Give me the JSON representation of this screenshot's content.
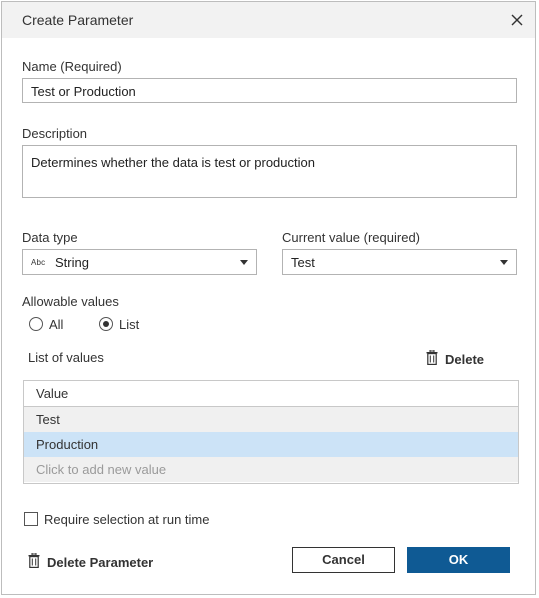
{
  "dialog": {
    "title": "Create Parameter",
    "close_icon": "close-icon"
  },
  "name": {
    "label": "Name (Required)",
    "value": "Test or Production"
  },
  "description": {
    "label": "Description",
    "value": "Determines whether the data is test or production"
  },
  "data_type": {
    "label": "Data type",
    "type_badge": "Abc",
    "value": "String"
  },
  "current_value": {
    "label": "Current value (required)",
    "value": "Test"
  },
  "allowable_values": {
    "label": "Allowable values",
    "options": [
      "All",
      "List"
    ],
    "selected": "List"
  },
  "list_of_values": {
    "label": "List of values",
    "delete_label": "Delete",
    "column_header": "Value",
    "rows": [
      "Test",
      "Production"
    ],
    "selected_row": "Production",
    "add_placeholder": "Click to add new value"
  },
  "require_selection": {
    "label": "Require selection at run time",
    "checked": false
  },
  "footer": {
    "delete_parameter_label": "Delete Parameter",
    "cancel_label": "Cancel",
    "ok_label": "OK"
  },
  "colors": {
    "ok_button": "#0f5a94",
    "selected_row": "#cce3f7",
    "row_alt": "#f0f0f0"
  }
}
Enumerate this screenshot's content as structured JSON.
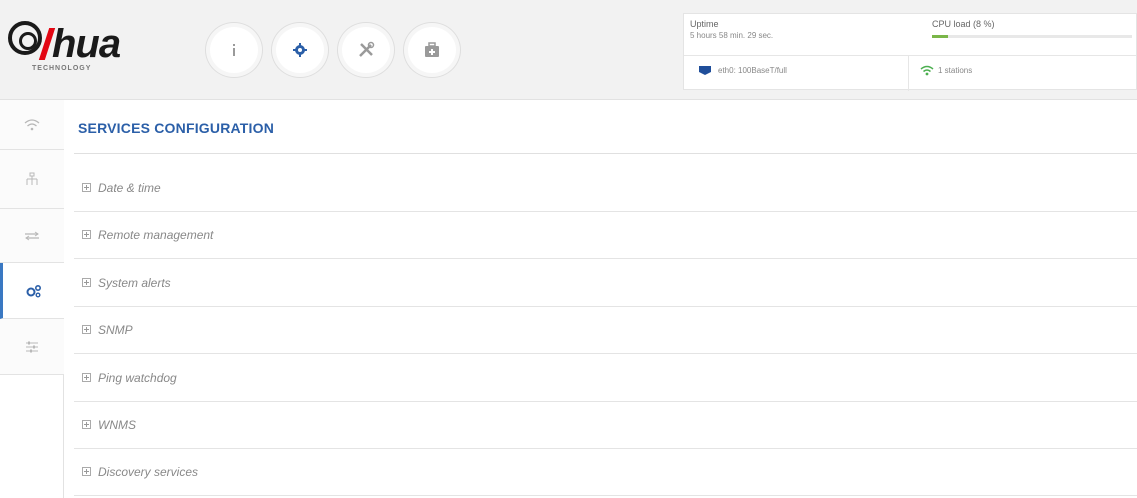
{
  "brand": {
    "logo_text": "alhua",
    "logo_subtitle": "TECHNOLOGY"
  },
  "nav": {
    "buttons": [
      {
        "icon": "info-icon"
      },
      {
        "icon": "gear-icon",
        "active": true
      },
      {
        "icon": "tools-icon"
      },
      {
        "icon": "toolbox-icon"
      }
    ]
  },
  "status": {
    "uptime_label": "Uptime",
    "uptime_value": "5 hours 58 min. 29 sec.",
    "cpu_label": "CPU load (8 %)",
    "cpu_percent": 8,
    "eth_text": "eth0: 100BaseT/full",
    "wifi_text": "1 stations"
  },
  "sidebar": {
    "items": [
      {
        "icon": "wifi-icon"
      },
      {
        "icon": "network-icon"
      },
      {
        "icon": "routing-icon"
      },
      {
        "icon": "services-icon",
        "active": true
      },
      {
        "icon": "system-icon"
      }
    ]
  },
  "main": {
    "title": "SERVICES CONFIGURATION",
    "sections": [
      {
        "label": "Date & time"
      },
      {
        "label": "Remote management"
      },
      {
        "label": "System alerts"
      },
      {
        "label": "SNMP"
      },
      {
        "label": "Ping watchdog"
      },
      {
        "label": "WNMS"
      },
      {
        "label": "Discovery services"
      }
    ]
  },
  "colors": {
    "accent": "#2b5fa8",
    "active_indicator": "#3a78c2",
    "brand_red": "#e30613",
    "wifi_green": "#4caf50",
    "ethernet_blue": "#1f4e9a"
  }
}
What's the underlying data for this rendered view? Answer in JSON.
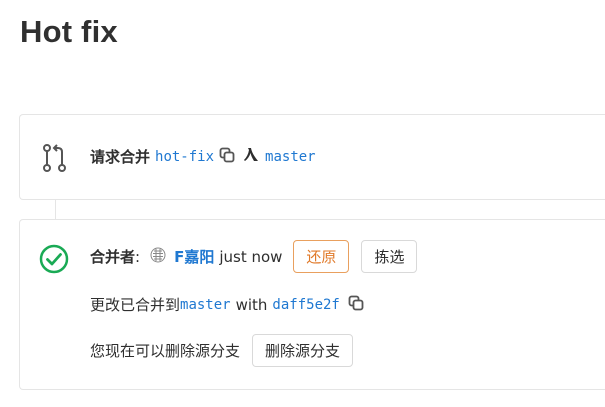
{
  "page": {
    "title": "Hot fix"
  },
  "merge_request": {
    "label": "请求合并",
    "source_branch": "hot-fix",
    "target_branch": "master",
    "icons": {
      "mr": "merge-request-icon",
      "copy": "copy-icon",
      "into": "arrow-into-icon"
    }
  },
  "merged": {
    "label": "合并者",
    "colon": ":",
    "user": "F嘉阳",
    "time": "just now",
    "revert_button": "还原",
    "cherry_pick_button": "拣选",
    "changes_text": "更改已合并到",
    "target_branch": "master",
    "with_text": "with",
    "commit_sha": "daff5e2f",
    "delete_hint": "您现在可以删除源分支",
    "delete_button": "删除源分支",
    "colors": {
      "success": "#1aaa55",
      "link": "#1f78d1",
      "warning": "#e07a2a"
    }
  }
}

· · ·

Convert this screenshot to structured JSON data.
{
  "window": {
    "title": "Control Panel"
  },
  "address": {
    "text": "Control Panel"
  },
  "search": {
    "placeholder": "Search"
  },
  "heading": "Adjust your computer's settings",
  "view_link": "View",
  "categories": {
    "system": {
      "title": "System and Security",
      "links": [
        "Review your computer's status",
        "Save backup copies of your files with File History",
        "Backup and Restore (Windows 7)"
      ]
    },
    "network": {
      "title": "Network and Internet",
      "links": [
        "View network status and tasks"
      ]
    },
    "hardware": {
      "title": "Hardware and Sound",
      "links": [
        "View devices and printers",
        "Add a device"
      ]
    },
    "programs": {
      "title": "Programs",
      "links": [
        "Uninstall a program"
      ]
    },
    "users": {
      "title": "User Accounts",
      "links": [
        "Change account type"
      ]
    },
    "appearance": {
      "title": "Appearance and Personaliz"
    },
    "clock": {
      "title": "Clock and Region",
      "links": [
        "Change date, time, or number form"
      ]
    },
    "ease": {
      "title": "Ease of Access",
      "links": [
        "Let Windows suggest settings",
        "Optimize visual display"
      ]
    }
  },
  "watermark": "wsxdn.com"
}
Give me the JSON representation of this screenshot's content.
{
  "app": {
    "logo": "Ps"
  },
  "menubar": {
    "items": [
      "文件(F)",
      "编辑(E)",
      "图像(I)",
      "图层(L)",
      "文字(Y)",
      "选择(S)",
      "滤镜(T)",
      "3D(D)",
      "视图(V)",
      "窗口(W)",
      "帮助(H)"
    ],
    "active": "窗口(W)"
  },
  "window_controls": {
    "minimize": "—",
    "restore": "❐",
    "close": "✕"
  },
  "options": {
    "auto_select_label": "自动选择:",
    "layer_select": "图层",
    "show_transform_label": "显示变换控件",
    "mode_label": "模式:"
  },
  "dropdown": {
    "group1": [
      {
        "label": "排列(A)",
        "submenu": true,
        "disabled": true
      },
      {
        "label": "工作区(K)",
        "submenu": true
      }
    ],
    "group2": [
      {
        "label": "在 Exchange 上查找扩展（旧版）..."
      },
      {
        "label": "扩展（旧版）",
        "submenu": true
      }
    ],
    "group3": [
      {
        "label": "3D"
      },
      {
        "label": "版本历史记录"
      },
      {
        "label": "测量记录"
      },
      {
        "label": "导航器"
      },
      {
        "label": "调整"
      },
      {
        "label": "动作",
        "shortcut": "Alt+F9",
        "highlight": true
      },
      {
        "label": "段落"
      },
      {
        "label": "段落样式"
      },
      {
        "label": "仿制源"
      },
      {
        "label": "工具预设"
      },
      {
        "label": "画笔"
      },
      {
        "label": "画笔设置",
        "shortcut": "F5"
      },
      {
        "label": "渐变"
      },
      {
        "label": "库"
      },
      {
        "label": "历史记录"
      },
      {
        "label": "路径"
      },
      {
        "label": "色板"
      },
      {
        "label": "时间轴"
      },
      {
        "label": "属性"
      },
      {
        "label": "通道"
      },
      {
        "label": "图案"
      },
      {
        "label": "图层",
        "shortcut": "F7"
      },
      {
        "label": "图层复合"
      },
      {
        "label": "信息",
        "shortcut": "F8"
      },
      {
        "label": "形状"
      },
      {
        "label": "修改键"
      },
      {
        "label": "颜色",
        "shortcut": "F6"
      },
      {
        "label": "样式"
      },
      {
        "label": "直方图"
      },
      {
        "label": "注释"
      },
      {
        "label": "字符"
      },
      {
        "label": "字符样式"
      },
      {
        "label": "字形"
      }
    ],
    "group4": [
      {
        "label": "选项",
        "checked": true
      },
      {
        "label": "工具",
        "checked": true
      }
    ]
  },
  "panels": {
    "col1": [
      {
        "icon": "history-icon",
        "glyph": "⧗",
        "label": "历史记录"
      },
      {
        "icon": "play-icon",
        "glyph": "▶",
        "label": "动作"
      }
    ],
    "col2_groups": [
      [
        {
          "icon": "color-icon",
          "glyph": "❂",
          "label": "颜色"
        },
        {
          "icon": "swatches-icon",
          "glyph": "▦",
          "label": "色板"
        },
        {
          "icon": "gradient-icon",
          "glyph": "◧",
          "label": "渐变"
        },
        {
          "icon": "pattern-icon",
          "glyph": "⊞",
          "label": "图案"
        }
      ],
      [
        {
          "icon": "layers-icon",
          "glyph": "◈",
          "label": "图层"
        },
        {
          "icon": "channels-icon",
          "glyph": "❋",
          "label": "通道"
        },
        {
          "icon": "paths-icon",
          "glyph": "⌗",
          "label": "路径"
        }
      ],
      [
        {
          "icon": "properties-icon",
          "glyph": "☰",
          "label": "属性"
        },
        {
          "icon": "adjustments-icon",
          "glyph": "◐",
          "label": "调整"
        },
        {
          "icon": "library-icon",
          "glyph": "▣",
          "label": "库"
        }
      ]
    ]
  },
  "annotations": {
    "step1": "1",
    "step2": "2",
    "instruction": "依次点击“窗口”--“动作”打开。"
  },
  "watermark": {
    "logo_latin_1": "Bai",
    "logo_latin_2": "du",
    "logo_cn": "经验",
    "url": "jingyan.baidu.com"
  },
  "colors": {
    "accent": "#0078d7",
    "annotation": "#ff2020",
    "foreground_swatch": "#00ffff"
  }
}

· · ·

Stated task =
Locate all lines that include the word "JSON" and copy them out.

Expected output =
Give me the JSON representation of this screenshot's content.
Enumerate this screenshot's content as structured JSON.
What's the underlying data for this rendered view? Answer in JSON.
Convert this screenshot to structured JSON data.
Give me the JSON representation of this screenshot's content.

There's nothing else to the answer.